Directions: Copy out every record precisely.

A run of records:
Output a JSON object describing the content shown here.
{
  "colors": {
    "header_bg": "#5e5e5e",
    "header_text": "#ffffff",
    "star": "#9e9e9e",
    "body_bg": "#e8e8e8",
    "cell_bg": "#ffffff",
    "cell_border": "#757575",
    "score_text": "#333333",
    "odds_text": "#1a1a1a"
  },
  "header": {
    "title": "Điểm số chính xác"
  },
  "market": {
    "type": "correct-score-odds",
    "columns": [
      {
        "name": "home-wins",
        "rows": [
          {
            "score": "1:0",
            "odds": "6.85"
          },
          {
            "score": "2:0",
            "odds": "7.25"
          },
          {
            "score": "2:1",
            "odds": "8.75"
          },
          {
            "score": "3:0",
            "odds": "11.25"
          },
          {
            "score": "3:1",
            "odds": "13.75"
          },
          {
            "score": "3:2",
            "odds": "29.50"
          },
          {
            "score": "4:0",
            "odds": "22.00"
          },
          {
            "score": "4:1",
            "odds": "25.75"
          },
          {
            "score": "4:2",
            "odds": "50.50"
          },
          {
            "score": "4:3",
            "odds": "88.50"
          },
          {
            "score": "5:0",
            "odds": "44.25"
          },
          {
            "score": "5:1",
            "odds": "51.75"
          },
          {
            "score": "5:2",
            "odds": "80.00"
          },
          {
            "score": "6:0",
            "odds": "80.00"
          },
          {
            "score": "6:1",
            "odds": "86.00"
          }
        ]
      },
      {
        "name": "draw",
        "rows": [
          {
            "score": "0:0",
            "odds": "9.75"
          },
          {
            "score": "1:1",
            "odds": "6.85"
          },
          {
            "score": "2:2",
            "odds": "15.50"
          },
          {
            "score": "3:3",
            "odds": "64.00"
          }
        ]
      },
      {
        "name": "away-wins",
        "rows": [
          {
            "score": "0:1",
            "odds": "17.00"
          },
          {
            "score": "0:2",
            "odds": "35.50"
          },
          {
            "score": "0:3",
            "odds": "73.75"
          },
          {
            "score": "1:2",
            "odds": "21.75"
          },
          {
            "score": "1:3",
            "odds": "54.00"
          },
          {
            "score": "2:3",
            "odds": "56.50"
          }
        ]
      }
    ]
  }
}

Result for this exercise:
Output a JSON object describing the content shown here.
{
  "colors": {
    "header_bg": "#5e5e5e",
    "header_text": "#ffffff",
    "star": "#9e9e9e",
    "body_bg": "#e8e8e8",
    "cell_bg": "#ffffff",
    "cell_border": "#757575",
    "score_text": "#333333",
    "odds_text": "#1a1a1a"
  },
  "header": {
    "title": "Điểm số chính xác"
  },
  "market": {
    "type": "correct-score-odds",
    "columns": [
      {
        "name": "home-wins",
        "rows": [
          {
            "score": "1:0",
            "odds": "6.85"
          },
          {
            "score": "2:0",
            "odds": "7.25"
          },
          {
            "score": "2:1",
            "odds": "8.75"
          },
          {
            "score": "3:0",
            "odds": "11.25"
          },
          {
            "score": "3:1",
            "odds": "13.75"
          },
          {
            "score": "3:2",
            "odds": "29.50"
          },
          {
            "score": "4:0",
            "odds": "22.00"
          },
          {
            "score": "4:1",
            "odds": "25.75"
          },
          {
            "score": "4:2",
            "odds": "50.50"
          },
          {
            "score": "4:3",
            "odds": "88.50"
          },
          {
            "score": "5:0",
            "odds": "44.25"
          },
          {
            "score": "5:1",
            "odds": "51.75"
          },
          {
            "score": "5:2",
            "odds": "80.00"
          },
          {
            "score": "6:0",
            "odds": "80.00"
          },
          {
            "score": "6:1",
            "odds": "86.00"
          }
        ]
      },
      {
        "name": "draw",
        "rows": [
          {
            "score": "0:0",
            "odds": "9.75"
          },
          {
            "score": "1:1",
            "odds": "6.85"
          },
          {
            "score": "2:2",
            "odds": "15.50"
          },
          {
            "score": "3:3",
            "odds": "64.00"
          }
        ]
      },
      {
        "name": "away-wins",
        "rows": [
          {
            "score": "0:1",
            "odds": "17.00"
          },
          {
            "score": "0:2",
            "odds": "35.50"
          },
          {
            "score": "0:3",
            "odds": "73.75"
          },
          {
            "score": "1:2",
            "odds": "21.75"
          },
          {
            "score": "1:3",
            "odds": "54.00"
          },
          {
            "score": "2:3",
            "odds": "56.50"
          }
        ]
      }
    ]
  }
}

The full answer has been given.